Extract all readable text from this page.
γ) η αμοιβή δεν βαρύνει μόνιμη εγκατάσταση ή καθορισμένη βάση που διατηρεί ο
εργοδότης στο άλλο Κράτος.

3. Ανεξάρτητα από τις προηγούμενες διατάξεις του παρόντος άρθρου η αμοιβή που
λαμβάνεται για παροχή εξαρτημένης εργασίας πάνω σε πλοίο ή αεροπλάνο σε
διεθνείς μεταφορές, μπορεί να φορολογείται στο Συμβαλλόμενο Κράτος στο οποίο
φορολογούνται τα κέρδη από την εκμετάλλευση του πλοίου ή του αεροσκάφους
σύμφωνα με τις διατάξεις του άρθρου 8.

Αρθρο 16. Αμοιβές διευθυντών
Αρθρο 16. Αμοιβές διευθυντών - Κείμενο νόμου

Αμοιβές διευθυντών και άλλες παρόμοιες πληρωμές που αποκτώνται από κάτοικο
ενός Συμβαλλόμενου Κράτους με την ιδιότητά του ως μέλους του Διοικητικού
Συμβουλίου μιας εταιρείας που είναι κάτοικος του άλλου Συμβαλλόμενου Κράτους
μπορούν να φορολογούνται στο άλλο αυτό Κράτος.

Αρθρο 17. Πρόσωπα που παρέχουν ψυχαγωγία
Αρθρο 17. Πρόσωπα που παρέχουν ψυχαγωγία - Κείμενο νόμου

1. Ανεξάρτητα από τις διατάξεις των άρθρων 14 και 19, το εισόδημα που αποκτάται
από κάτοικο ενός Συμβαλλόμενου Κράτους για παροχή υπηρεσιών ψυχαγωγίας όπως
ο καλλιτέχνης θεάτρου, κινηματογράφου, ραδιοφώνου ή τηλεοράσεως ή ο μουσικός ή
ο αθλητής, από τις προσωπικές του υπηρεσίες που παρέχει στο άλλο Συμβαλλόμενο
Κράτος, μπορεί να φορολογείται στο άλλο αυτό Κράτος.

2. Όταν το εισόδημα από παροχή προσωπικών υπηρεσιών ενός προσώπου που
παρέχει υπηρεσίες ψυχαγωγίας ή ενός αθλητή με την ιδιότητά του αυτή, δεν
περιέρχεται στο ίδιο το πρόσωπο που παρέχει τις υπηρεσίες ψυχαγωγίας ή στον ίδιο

---

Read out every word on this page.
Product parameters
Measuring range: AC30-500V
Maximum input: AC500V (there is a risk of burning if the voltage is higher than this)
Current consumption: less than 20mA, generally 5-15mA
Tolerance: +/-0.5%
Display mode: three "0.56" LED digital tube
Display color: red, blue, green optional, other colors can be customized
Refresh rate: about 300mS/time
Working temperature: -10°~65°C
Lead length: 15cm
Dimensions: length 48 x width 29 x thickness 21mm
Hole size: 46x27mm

**PROBLEM TO SOLVE:**
Count the lines in the entries above that include the string "φορολογείται", then give only that figure.

**FINAL ANSWER:**
2